__Work instructions__: Write out every entry, unchanged. Skip any picture.

__Records supplied__:
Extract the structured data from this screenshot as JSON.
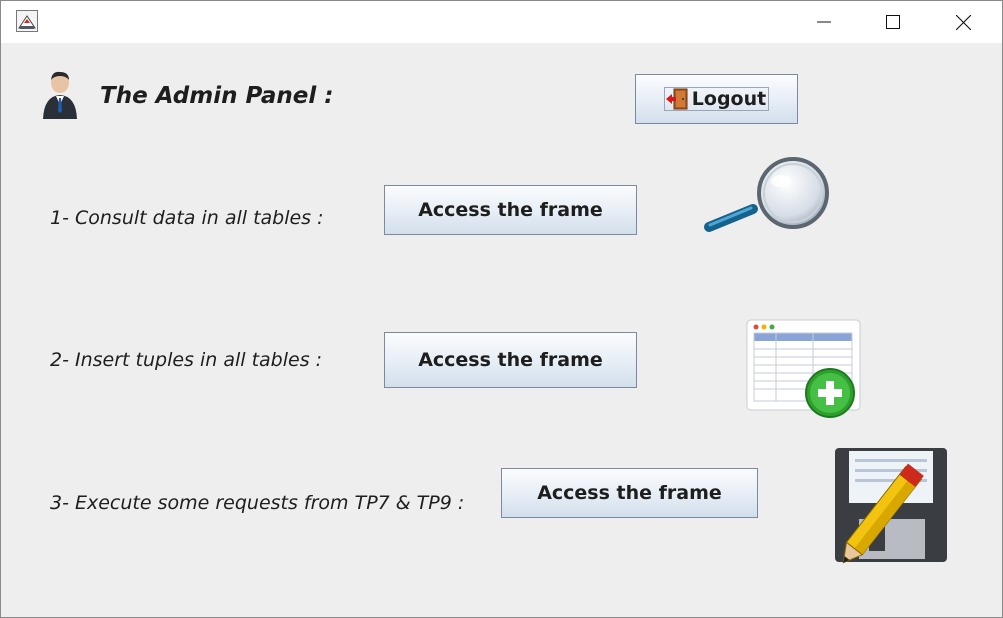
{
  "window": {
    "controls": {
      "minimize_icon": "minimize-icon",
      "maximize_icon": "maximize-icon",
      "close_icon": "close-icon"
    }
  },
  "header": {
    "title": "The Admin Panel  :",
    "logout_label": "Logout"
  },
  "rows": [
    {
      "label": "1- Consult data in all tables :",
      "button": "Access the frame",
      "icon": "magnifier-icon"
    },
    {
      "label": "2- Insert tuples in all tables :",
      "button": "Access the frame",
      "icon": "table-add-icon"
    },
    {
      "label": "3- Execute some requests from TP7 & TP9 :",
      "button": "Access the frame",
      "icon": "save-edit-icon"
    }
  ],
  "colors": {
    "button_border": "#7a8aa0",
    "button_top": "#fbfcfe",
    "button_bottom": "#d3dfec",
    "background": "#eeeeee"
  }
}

__Exercise result__:
Extract the structured data from this screenshot as JSON.
{
  "window": {
    "controls": {
      "minimize_icon": "minimize-icon",
      "maximize_icon": "maximize-icon",
      "close_icon": "close-icon"
    }
  },
  "header": {
    "title": "The Admin Panel  :",
    "logout_label": "Logout"
  },
  "rows": [
    {
      "label": "1- Consult data in all tables :",
      "button": "Access the frame",
      "icon": "magnifier-icon"
    },
    {
      "label": "2- Insert tuples in all tables :",
      "button": "Access the frame",
      "icon": "table-add-icon"
    },
    {
      "label": "3- Execute some requests from TP7 & TP9 :",
      "button": "Access the frame",
      "icon": "save-edit-icon"
    }
  ],
  "colors": {
    "button_border": "#7a8aa0",
    "button_top": "#fbfcfe",
    "button_bottom": "#d3dfec",
    "background": "#eeeeee"
  }
}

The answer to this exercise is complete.